Copy everything in the data below exactly except the pictures.
==== RECORDS SHOWN
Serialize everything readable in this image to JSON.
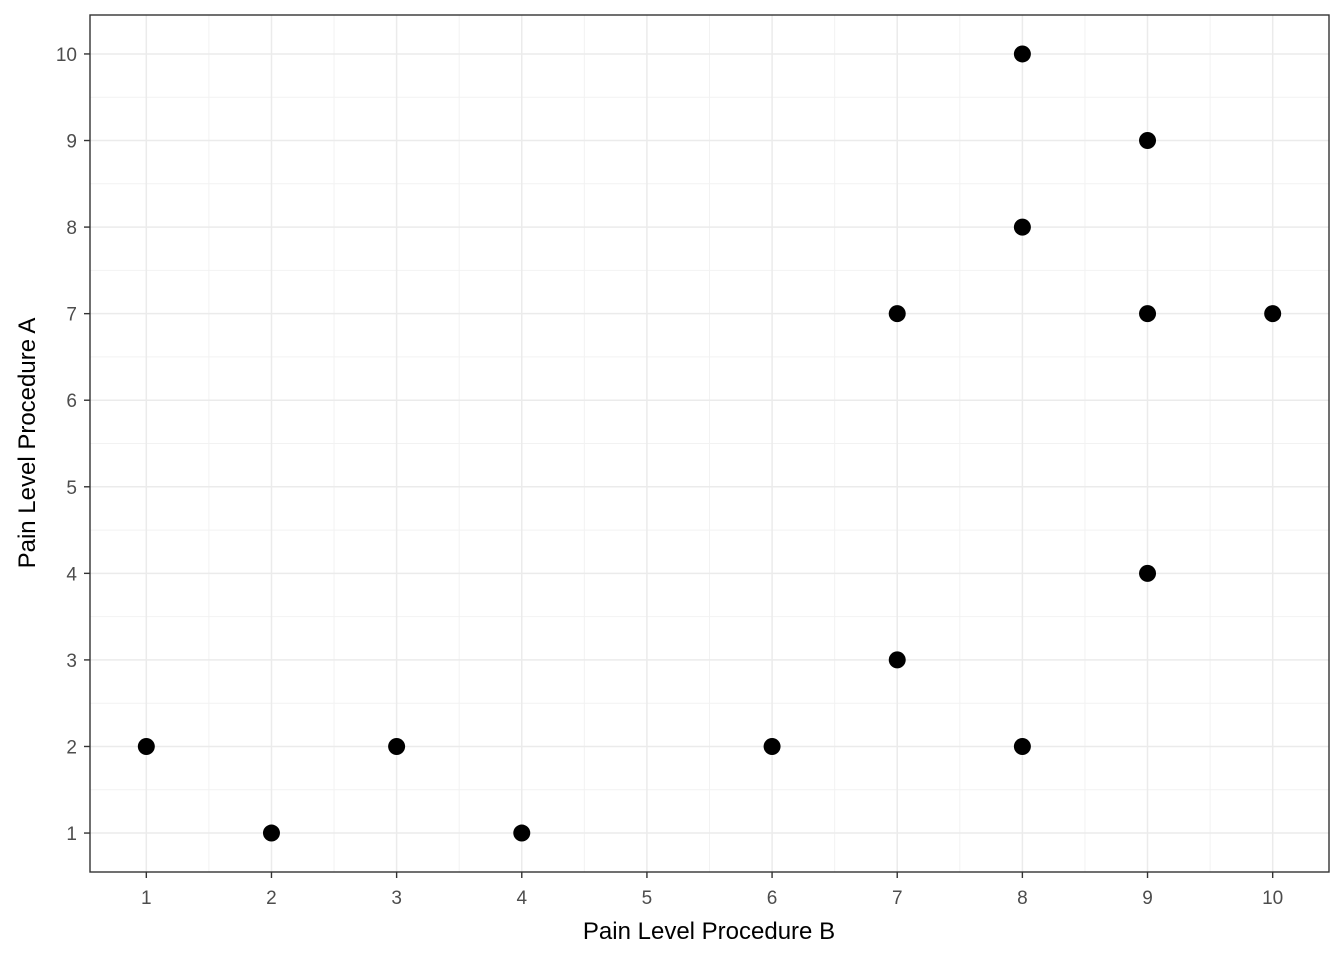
{
  "chart_data": {
    "type": "scatter",
    "title": "",
    "xlabel": "Pain Level Procedure B",
    "ylabel": "Pain Level Procedure A",
    "xlim": [
      0.55,
      10.45
    ],
    "ylim": [
      0.55,
      10.45
    ],
    "x_ticks": [
      1,
      2,
      3,
      4,
      5,
      6,
      7,
      8,
      9,
      10
    ],
    "y_ticks": [
      1,
      2,
      3,
      4,
      5,
      6,
      7,
      8,
      9,
      10
    ],
    "x_tick_labels": [
      "1",
      "2",
      "3",
      "4",
      "5",
      "6",
      "7",
      "8",
      "9",
      "10"
    ],
    "y_tick_labels": [
      "1",
      "2",
      "3",
      "4",
      "5",
      "6",
      "7",
      "8",
      "9",
      "10"
    ],
    "grid": true,
    "point_color": "#000000",
    "points": [
      {
        "x": 1,
        "y": 2
      },
      {
        "x": 2,
        "y": 1
      },
      {
        "x": 3,
        "y": 2
      },
      {
        "x": 4,
        "y": 1
      },
      {
        "x": 6,
        "y": 2
      },
      {
        "x": 7,
        "y": 3
      },
      {
        "x": 7,
        "y": 7
      },
      {
        "x": 8,
        "y": 2
      },
      {
        "x": 8,
        "y": 8
      },
      {
        "x": 8,
        "y": 10
      },
      {
        "x": 9,
        "y": 4
      },
      {
        "x": 9,
        "y": 7
      },
      {
        "x": 9,
        "y": 9
      },
      {
        "x": 10,
        "y": 7
      }
    ]
  }
}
========
CORRECT OUTPUT -
Serialize everything readable in this image to JSON.
{
  "chart_data": {
    "type": "scatter",
    "title": "",
    "xlabel": "Pain Level Procedure B",
    "ylabel": "Pain Level Procedure A",
    "xlim": [
      0.55,
      10.45
    ],
    "ylim": [
      0.55,
      10.45
    ],
    "x_ticks": [
      1,
      2,
      3,
      4,
      5,
      6,
      7,
      8,
      9,
      10
    ],
    "y_ticks": [
      1,
      2,
      3,
      4,
      5,
      6,
      7,
      8,
      9,
      10
    ],
    "x_tick_labels": [
      "1",
      "2",
      "3",
      "4",
      "5",
      "6",
      "7",
      "8",
      "9",
      "10"
    ],
    "y_tick_labels": [
      "1",
      "2",
      "3",
      "4",
      "5",
      "6",
      "7",
      "8",
      "9",
      "10"
    ],
    "grid": true,
    "point_color": "#000000",
    "points": [
      {
        "x": 1,
        "y": 2
      },
      {
        "x": 2,
        "y": 1
      },
      {
        "x": 3,
        "y": 2
      },
      {
        "x": 4,
        "y": 1
      },
      {
        "x": 6,
        "y": 2
      },
      {
        "x": 7,
        "y": 3
      },
      {
        "x": 7,
        "y": 7
      },
      {
        "x": 8,
        "y": 2
      },
      {
        "x": 8,
        "y": 8
      },
      {
        "x": 8,
        "y": 10
      },
      {
        "x": 9,
        "y": 4
      },
      {
        "x": 9,
        "y": 7
      },
      {
        "x": 9,
        "y": 9
      },
      {
        "x": 10,
        "y": 7
      }
    ]
  }
}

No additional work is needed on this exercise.